Repeat each line word for word.

start EXCERPTED RECORDS

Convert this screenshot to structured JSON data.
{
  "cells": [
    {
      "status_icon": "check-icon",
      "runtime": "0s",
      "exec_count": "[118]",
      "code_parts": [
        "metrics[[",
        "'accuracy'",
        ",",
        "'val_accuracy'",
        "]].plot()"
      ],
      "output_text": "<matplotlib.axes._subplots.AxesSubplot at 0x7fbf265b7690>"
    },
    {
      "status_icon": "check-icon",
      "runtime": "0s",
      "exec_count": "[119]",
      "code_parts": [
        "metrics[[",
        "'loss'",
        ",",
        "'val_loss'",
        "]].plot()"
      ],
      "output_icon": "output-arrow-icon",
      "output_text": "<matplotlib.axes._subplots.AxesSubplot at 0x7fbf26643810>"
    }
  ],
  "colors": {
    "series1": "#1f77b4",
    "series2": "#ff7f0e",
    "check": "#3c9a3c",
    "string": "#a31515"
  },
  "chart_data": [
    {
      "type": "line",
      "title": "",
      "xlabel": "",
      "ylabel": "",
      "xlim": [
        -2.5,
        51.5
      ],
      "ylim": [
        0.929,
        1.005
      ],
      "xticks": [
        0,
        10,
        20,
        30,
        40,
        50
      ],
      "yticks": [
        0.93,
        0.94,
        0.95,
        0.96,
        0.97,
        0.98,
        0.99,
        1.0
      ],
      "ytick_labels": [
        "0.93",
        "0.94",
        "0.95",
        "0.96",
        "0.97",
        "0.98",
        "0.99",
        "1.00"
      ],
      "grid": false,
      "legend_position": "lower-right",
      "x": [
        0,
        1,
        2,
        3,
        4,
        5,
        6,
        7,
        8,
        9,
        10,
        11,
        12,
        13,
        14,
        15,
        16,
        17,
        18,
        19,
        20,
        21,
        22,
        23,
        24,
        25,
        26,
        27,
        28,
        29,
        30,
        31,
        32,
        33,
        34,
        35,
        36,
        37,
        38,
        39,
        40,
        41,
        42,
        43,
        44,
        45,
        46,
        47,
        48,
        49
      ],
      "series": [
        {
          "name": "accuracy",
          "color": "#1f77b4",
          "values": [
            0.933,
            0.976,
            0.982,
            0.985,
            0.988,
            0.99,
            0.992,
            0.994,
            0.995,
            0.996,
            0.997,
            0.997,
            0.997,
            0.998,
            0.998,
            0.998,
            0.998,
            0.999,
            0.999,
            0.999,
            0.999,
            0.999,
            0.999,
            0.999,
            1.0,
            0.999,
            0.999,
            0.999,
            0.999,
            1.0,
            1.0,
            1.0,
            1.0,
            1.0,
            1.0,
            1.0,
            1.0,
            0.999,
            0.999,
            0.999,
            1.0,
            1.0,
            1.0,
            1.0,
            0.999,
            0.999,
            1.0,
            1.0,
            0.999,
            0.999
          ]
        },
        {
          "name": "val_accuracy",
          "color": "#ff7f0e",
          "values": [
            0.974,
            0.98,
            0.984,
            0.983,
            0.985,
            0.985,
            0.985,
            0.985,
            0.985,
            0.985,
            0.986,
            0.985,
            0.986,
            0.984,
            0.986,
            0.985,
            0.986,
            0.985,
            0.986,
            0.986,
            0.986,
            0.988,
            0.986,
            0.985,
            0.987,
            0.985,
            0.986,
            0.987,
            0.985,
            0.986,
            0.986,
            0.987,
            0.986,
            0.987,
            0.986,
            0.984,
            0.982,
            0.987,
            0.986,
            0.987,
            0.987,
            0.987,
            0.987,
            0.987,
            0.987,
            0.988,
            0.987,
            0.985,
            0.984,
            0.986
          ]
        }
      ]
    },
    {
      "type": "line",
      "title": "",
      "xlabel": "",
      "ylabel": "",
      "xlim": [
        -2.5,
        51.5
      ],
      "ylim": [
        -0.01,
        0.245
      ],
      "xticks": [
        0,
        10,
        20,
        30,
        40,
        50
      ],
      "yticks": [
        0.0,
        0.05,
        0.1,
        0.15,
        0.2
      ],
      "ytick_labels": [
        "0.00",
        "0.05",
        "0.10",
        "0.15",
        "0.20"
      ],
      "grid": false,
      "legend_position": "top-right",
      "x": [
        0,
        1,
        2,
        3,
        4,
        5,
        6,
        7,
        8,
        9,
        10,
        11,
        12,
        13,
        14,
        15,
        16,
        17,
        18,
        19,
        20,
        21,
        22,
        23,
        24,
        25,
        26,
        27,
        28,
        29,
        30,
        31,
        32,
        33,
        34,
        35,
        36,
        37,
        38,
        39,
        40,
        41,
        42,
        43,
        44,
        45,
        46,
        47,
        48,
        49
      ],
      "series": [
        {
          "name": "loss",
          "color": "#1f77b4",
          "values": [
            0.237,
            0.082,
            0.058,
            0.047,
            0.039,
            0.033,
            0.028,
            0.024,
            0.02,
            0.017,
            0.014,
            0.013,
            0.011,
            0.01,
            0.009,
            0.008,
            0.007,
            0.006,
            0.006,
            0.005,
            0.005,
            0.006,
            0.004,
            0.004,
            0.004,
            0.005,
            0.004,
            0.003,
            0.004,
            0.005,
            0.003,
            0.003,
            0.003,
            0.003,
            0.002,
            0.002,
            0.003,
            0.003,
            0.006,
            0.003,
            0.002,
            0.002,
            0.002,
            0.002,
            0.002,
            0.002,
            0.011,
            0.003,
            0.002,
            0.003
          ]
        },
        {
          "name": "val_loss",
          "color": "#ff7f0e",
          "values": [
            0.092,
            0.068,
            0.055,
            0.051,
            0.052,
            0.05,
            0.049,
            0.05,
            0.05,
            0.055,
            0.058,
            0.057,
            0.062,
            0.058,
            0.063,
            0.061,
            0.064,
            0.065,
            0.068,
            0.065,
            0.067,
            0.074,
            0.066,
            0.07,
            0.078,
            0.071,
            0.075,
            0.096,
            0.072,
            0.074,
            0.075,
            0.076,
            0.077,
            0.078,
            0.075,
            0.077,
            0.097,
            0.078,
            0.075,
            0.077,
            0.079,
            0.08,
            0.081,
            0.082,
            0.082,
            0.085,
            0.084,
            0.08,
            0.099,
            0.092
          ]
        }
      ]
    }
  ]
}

end EXCERPTED RECORDS

OUTPUT FOR THIS TASK:
Convert this screenshot to structured JSON data.
{
  "cells": [
    {
      "status_icon": "check-icon",
      "runtime": "0s",
      "exec_count": "[118]",
      "code_parts": [
        "metrics[[",
        "'accuracy'",
        ",",
        "'val_accuracy'",
        "]].plot()"
      ],
      "output_text": "<matplotlib.axes._subplots.AxesSubplot at 0x7fbf265b7690>"
    },
    {
      "status_icon": "check-icon",
      "runtime": "0s",
      "exec_count": "[119]",
      "code_parts": [
        "metrics[[",
        "'loss'",
        ",",
        "'val_loss'",
        "]].plot()"
      ],
      "output_icon": "output-arrow-icon",
      "output_text": "<matplotlib.axes._subplots.AxesSubplot at 0x7fbf26643810>"
    }
  ],
  "colors": {
    "series1": "#1f77b4",
    "series2": "#ff7f0e",
    "check": "#3c9a3c",
    "string": "#a31515"
  },
  "chart_data": [
    {
      "type": "line",
      "title": "",
      "xlabel": "",
      "ylabel": "",
      "xlim": [
        -2.5,
        51.5
      ],
      "ylim": [
        0.929,
        1.005
      ],
      "xticks": [
        0,
        10,
        20,
        30,
        40,
        50
      ],
      "yticks": [
        0.93,
        0.94,
        0.95,
        0.96,
        0.97,
        0.98,
        0.99,
        1.0
      ],
      "ytick_labels": [
        "0.93",
        "0.94",
        "0.95",
        "0.96",
        "0.97",
        "0.98",
        "0.99",
        "1.00"
      ],
      "grid": false,
      "legend_position": "lower-right",
      "x": [
        0,
        1,
        2,
        3,
        4,
        5,
        6,
        7,
        8,
        9,
        10,
        11,
        12,
        13,
        14,
        15,
        16,
        17,
        18,
        19,
        20,
        21,
        22,
        23,
        24,
        25,
        26,
        27,
        28,
        29,
        30,
        31,
        32,
        33,
        34,
        35,
        36,
        37,
        38,
        39,
        40,
        41,
        42,
        43,
        44,
        45,
        46,
        47,
        48,
        49
      ],
      "series": [
        {
          "name": "accuracy",
          "color": "#1f77b4",
          "values": [
            0.933,
            0.976,
            0.982,
            0.985,
            0.988,
            0.99,
            0.992,
            0.994,
            0.995,
            0.996,
            0.997,
            0.997,
            0.997,
            0.998,
            0.998,
            0.998,
            0.998,
            0.999,
            0.999,
            0.999,
            0.999,
            0.999,
            0.999,
            0.999,
            1.0,
            0.999,
            0.999,
            0.999,
            0.999,
            1.0,
            1.0,
            1.0,
            1.0,
            1.0,
            1.0,
            1.0,
            1.0,
            0.999,
            0.999,
            0.999,
            1.0,
            1.0,
            1.0,
            1.0,
            0.999,
            0.999,
            1.0,
            1.0,
            0.999,
            0.999
          ]
        },
        {
          "name": "val_accuracy",
          "color": "#ff7f0e",
          "values": [
            0.974,
            0.98,
            0.984,
            0.983,
            0.985,
            0.985,
            0.985,
            0.985,
            0.985,
            0.985,
            0.986,
            0.985,
            0.986,
            0.984,
            0.986,
            0.985,
            0.986,
            0.985,
            0.986,
            0.986,
            0.986,
            0.988,
            0.986,
            0.985,
            0.987,
            0.985,
            0.986,
            0.987,
            0.985,
            0.986,
            0.986,
            0.987,
            0.986,
            0.987,
            0.986,
            0.984,
            0.982,
            0.987,
            0.986,
            0.987,
            0.987,
            0.987,
            0.987,
            0.987,
            0.987,
            0.988,
            0.987,
            0.985,
            0.984,
            0.986
          ]
        }
      ]
    },
    {
      "type": "line",
      "title": "",
      "xlabel": "",
      "ylabel": "",
      "xlim": [
        -2.5,
        51.5
      ],
      "ylim": [
        -0.01,
        0.245
      ],
      "xticks": [
        0,
        10,
        20,
        30,
        40,
        50
      ],
      "yticks": [
        0.0,
        0.05,
        0.1,
        0.15,
        0.2
      ],
      "ytick_labels": [
        "0.00",
        "0.05",
        "0.10",
        "0.15",
        "0.20"
      ],
      "grid": false,
      "legend_position": "top-right",
      "x": [
        0,
        1,
        2,
        3,
        4,
        5,
        6,
        7,
        8,
        9,
        10,
        11,
        12,
        13,
        14,
        15,
        16,
        17,
        18,
        19,
        20,
        21,
        22,
        23,
        24,
        25,
        26,
        27,
        28,
        29,
        30,
        31,
        32,
        33,
        34,
        35,
        36,
        37,
        38,
        39,
        40,
        41,
        42,
        43,
        44,
        45,
        46,
        47,
        48,
        49
      ],
      "series": [
        {
          "name": "loss",
          "color": "#1f77b4",
          "values": [
            0.237,
            0.082,
            0.058,
            0.047,
            0.039,
            0.033,
            0.028,
            0.024,
            0.02,
            0.017,
            0.014,
            0.013,
            0.011,
            0.01,
            0.009,
            0.008,
            0.007,
            0.006,
            0.006,
            0.005,
            0.005,
            0.006,
            0.004,
            0.004,
            0.004,
            0.005,
            0.004,
            0.003,
            0.004,
            0.005,
            0.003,
            0.003,
            0.003,
            0.003,
            0.002,
            0.002,
            0.003,
            0.003,
            0.006,
            0.003,
            0.002,
            0.002,
            0.002,
            0.002,
            0.002,
            0.002,
            0.011,
            0.003,
            0.002,
            0.003
          ]
        },
        {
          "name": "val_loss",
          "color": "#ff7f0e",
          "values": [
            0.092,
            0.068,
            0.055,
            0.051,
            0.052,
            0.05,
            0.049,
            0.05,
            0.05,
            0.055,
            0.058,
            0.057,
            0.062,
            0.058,
            0.063,
            0.061,
            0.064,
            0.065,
            0.068,
            0.065,
            0.067,
            0.074,
            0.066,
            0.07,
            0.078,
            0.071,
            0.075,
            0.096,
            0.072,
            0.074,
            0.075,
            0.076,
            0.077,
            0.078,
            0.075,
            0.077,
            0.097,
            0.078,
            0.075,
            0.077,
            0.079,
            0.08,
            0.081,
            0.082,
            0.082,
            0.085,
            0.084,
            0.08,
            0.099,
            0.092
          ]
        }
      ]
    }
  ]
}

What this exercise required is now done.